* _Problem 1_
From the entries below, copy out word for word everything starting with the line that contains "For every button, label, input, icon, or" and going on through the line that contains "section-heading: 新能源汽车出口情况： 插混汽车出口快速增长", both of those lines included.

* _Passage to read_

# Fantasy football



## georgiadad (Aug 18, 2018)

Is there any interest in fantasy football this year. Lawn Nutz3 may be looking for players this season.


----------



## georgiadad (Aug 18, 2018)

No interest in fantasy football this season? Bueller? Bueller?


----------



## g-man (Jun 15, 2017)

Wait, they are still playing football this year?


----------



## turfnsurf (Apr 29, 2020)

I am interested.


----------



## jrubb42 (Jun 20, 2019)

I've been looking for another league to get into. I'm down if you still have spots available.


----------



## CTTurfDad (Jun 12, 2019)

Same here! My league is taking a hiatus this year. If you have room, I'll join!


----------



## FATC1TY (Jul 12, 2017)

Interested as well, hopefully on the espn app or something ?

* _Problem 2_
In the fantasy football thread, why does CTTurfDad offer to join the league?

* _Data shown_
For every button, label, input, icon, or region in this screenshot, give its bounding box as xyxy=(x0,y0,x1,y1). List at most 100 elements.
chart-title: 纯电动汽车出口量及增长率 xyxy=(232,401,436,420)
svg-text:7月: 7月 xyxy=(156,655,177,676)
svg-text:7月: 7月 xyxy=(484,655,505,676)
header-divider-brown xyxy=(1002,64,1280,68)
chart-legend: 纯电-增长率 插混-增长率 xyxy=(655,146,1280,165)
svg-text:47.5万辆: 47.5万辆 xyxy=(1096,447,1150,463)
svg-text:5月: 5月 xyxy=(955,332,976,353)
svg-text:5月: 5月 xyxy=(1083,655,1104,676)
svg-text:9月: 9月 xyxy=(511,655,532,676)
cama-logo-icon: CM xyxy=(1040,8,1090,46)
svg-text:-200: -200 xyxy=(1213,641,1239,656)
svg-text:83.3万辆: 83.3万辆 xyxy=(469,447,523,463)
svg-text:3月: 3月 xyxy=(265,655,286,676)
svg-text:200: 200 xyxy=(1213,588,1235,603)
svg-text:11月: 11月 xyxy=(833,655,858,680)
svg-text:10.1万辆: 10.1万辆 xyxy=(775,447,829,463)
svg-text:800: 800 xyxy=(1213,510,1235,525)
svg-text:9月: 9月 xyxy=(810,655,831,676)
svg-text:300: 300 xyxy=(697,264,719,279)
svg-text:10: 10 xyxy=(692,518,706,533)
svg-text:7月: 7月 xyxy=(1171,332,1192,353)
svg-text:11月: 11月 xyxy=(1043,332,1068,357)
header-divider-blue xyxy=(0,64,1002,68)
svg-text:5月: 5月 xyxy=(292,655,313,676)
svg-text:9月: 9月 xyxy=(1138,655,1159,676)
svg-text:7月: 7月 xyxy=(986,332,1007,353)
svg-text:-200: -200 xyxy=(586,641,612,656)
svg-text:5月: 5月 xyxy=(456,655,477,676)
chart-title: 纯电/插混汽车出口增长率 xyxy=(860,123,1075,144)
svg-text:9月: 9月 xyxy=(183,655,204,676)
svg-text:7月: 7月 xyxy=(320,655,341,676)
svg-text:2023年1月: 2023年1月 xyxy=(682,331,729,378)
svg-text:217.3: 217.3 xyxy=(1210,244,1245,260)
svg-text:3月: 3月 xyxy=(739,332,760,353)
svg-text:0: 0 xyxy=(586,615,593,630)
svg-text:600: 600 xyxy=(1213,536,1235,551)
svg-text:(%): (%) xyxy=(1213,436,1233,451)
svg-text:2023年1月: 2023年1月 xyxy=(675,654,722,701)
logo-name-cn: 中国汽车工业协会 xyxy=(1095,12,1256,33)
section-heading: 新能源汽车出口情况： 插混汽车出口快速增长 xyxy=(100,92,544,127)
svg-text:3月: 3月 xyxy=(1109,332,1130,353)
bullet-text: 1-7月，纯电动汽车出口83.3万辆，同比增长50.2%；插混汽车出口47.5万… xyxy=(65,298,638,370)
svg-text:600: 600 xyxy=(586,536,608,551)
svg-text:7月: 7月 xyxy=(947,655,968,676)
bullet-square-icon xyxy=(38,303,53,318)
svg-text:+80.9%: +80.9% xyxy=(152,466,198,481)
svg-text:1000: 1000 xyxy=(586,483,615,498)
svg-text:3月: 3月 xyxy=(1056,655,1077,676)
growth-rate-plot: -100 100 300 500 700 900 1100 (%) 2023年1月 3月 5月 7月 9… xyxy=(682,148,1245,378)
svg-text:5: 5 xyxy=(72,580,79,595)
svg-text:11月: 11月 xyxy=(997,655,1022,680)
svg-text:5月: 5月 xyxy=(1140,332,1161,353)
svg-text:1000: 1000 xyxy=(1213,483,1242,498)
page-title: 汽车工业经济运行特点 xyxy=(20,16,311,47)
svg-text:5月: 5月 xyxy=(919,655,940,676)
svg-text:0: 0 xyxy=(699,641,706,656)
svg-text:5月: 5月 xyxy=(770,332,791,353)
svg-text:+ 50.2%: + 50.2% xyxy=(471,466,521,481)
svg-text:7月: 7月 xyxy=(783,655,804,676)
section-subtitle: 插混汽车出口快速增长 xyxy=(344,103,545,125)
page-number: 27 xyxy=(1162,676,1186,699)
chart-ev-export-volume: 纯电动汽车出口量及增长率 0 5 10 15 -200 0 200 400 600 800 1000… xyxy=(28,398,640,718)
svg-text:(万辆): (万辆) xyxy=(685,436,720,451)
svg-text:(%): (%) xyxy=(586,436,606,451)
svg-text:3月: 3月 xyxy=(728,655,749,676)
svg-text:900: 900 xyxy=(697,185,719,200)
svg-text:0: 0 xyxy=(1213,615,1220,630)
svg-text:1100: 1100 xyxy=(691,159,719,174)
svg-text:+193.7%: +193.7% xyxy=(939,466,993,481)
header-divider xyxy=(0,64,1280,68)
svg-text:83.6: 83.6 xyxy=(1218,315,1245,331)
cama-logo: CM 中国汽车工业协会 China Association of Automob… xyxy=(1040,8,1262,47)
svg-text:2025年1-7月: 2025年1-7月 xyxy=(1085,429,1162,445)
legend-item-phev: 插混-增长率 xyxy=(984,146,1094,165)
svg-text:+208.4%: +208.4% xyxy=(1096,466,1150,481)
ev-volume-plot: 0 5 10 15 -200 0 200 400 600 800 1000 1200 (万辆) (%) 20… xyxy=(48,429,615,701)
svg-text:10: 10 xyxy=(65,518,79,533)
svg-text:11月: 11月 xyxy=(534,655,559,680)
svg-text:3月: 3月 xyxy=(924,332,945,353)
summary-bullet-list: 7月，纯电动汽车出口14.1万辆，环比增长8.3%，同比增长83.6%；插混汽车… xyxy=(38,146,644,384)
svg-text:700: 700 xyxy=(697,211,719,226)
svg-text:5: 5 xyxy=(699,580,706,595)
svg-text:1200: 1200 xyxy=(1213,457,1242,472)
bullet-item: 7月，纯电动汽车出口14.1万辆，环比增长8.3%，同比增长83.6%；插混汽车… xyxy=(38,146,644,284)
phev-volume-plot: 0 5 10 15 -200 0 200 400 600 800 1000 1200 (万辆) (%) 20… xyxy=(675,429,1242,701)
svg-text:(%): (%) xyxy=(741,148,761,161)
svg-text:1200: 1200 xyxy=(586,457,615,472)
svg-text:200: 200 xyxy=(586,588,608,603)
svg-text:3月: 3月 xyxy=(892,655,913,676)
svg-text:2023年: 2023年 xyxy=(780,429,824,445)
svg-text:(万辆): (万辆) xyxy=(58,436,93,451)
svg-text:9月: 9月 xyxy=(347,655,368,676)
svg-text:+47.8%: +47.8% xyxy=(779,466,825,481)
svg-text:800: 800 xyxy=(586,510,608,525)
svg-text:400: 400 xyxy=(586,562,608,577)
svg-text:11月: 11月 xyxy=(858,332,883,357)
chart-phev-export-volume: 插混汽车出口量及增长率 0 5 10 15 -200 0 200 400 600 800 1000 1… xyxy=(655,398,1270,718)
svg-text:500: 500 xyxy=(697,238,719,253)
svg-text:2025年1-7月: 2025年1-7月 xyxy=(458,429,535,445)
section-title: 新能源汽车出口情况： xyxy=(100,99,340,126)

* * *

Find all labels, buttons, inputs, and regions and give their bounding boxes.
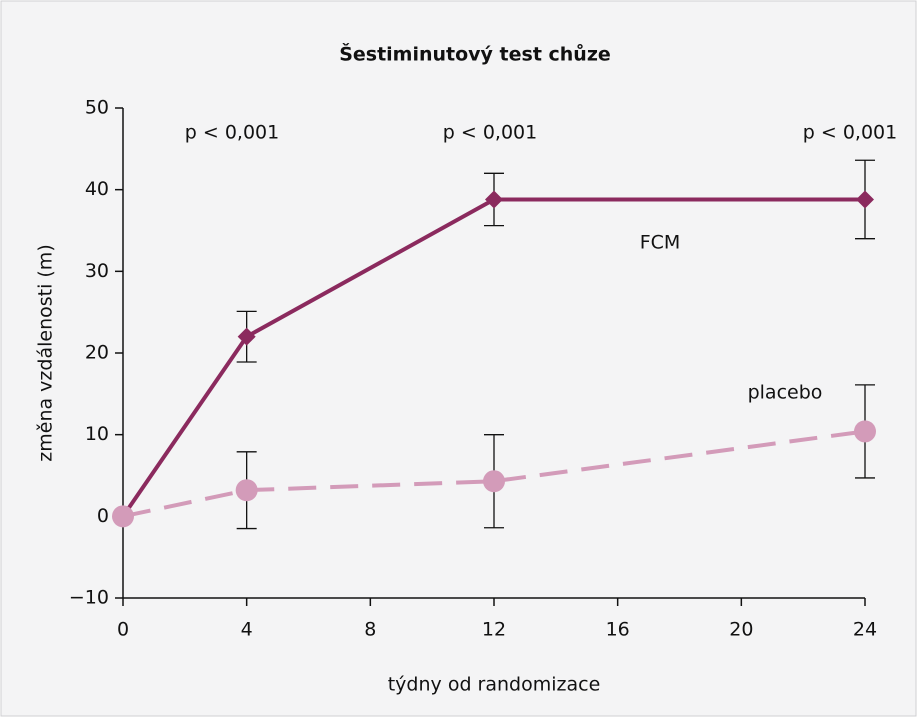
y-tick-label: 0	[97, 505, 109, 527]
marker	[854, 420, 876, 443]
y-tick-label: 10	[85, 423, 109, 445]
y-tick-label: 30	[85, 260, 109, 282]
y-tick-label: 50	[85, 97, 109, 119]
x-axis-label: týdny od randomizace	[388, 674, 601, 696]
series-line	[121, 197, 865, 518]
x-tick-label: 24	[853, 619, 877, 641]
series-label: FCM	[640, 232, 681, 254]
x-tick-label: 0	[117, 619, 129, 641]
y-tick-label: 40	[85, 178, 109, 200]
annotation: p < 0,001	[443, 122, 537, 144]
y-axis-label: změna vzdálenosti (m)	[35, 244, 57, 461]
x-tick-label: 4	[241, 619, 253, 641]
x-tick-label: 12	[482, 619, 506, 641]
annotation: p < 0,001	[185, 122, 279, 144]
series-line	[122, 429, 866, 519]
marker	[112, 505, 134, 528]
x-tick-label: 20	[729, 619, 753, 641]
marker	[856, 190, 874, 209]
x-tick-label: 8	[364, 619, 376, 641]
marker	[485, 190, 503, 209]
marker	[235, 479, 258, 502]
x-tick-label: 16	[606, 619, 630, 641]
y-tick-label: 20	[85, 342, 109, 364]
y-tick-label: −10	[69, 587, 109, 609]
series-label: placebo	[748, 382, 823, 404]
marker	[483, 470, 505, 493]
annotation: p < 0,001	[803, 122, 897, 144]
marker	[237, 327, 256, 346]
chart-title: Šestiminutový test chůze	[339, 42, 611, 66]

---

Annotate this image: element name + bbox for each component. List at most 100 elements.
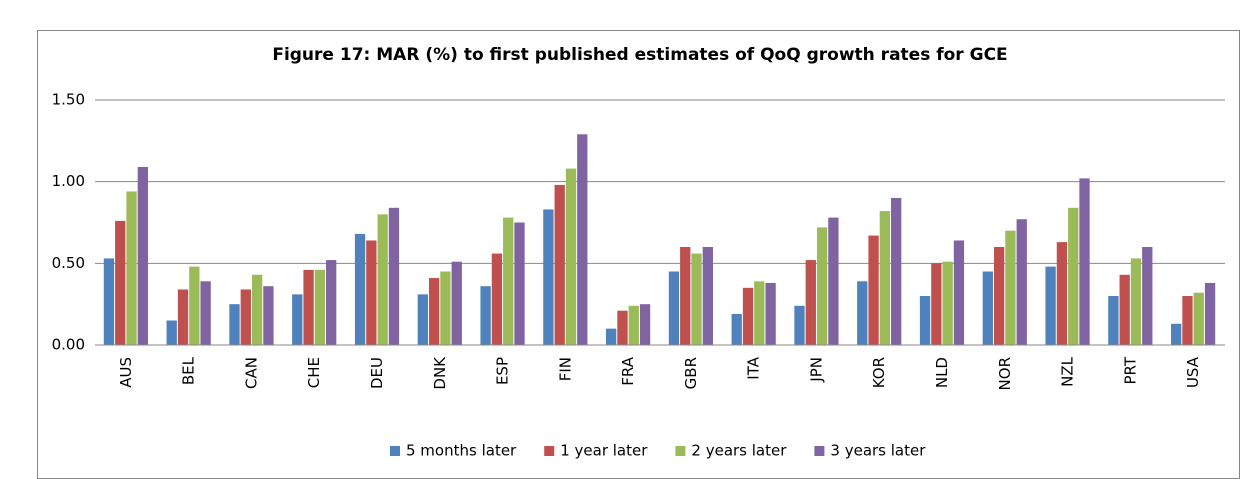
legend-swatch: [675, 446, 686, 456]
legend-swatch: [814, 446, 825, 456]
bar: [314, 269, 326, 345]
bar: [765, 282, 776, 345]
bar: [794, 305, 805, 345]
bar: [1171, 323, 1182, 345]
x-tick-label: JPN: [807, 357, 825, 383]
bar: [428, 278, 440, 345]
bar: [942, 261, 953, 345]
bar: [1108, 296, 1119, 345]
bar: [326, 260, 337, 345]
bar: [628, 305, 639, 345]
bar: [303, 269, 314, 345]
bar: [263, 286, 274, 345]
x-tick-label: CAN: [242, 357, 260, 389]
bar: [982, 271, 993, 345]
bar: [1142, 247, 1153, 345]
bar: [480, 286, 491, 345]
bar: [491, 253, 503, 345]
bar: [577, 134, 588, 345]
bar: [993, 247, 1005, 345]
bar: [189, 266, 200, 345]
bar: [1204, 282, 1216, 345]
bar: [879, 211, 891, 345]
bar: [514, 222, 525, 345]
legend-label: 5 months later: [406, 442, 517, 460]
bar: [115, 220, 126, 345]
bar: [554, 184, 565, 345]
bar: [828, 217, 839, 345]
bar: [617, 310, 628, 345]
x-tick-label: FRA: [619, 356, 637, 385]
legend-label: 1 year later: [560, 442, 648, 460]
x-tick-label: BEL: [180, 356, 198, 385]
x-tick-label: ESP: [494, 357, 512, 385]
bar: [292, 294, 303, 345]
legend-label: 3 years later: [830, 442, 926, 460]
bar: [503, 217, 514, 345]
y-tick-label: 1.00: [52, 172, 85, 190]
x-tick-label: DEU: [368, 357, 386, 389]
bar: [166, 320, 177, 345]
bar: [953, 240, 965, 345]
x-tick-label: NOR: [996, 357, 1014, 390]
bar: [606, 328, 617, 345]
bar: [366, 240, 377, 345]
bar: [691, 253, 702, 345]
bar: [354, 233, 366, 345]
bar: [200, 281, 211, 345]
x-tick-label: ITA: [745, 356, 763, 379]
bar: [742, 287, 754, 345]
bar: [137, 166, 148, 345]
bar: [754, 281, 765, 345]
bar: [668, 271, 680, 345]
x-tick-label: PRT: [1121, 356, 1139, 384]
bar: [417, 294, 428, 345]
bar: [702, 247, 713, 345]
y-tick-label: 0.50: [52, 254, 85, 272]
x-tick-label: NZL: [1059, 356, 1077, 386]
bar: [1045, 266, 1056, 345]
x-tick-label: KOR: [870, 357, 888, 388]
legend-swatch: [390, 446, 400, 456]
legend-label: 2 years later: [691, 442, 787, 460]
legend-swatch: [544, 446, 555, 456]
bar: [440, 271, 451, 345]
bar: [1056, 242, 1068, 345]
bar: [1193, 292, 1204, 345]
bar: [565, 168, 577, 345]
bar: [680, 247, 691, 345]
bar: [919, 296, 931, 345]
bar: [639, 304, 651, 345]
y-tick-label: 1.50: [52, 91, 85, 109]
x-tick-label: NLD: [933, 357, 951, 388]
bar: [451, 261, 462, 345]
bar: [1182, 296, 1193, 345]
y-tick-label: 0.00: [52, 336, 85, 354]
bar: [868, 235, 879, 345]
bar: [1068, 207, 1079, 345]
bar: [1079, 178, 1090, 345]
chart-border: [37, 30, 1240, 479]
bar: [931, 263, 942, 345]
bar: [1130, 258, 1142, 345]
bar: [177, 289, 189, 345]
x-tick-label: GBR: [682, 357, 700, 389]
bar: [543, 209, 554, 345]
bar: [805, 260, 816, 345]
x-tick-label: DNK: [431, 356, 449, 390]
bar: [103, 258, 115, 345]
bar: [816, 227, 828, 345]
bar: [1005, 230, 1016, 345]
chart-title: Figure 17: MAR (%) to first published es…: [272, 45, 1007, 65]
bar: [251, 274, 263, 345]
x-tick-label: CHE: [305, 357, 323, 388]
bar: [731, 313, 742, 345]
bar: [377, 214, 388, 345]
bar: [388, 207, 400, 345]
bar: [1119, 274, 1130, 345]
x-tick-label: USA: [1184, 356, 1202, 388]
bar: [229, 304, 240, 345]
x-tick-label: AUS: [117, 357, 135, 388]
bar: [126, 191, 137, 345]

* _Task result 1_
For every button, label, input, icon, or region in this screenshot, give its bounding box as xyxy=(x0,y0,x1,y1). List at most 100 elements.
chart-title: 纯电动汽车出口量及增长率 xyxy=(232,401,436,420)
svg-text:7月: 7月 xyxy=(156,655,177,676)
svg-text:7月: 7月 xyxy=(484,655,505,676)
header-divider-brown xyxy=(1002,64,1280,68)
chart-legend: 纯电-增长率 插混-增长率 xyxy=(655,146,1280,165)
svg-text:47.5万辆: 47.5万辆 xyxy=(1096,447,1150,463)
svg-text:5月: 5月 xyxy=(955,332,976,353)
svg-text:5月: 5月 xyxy=(1083,655,1104,676)
svg-text:9月: 9月 xyxy=(511,655,532,676)
cama-logo-icon: CM xyxy=(1040,8,1090,46)
svg-text:-200: -200 xyxy=(1213,641,1239,656)
svg-text:83.3万辆: 83.3万辆 xyxy=(469,447,523,463)
svg-text:3月: 3月 xyxy=(265,655,286,676)
svg-text:200: 200 xyxy=(1213,588,1235,603)
svg-text:11月: 11月 xyxy=(833,655,858,680)
svg-text:10.1万辆: 10.1万辆 xyxy=(775,447,829,463)
svg-text:800: 800 xyxy=(1213,510,1235,525)
svg-text:9月: 9月 xyxy=(810,655,831,676)
svg-text:300: 300 xyxy=(697,264,719,279)
svg-text:10: 10 xyxy=(692,518,706,533)
svg-text:7月: 7月 xyxy=(1171,332,1192,353)
svg-text:11月: 11月 xyxy=(1043,332,1068,357)
header-divider-blue xyxy=(0,64,1002,68)
svg-text:5月: 5月 xyxy=(292,655,313,676)
svg-text:9月: 9月 xyxy=(1138,655,1159,676)
svg-text:7月: 7月 xyxy=(986,332,1007,353)
svg-text:-200: -200 xyxy=(586,641,612,656)
svg-text:5月: 5月 xyxy=(456,655,477,676)
chart-title: 纯电/插混汽车出口增长率 xyxy=(860,123,1075,144)
svg-text:9月: 9月 xyxy=(183,655,204,676)
svg-text:7月: 7月 xyxy=(320,655,341,676)
svg-text:2023年1月: 2023年1月 xyxy=(682,331,729,378)
svg-text:217.3: 217.3 xyxy=(1210,244,1245,260)
svg-text:3月: 3月 xyxy=(739,332,760,353)
svg-text:0: 0 xyxy=(586,615,593,630)
svg-text:600: 600 xyxy=(1213,536,1235,551)
svg-text:(%): (%) xyxy=(1213,436,1233,451)
svg-text:2023年1月: 2023年1月 xyxy=(675,654,722,701)
logo-name-cn: 中国汽车工业协会 xyxy=(1095,12,1256,33)
section-heading: 新能源汽车出口情况： 插混汽车出口快速增长 xyxy=(100,92,544,127)

* _Task result 2_
CTTurfDad's own league is taking a hiatus this year. He offers to join if there is room.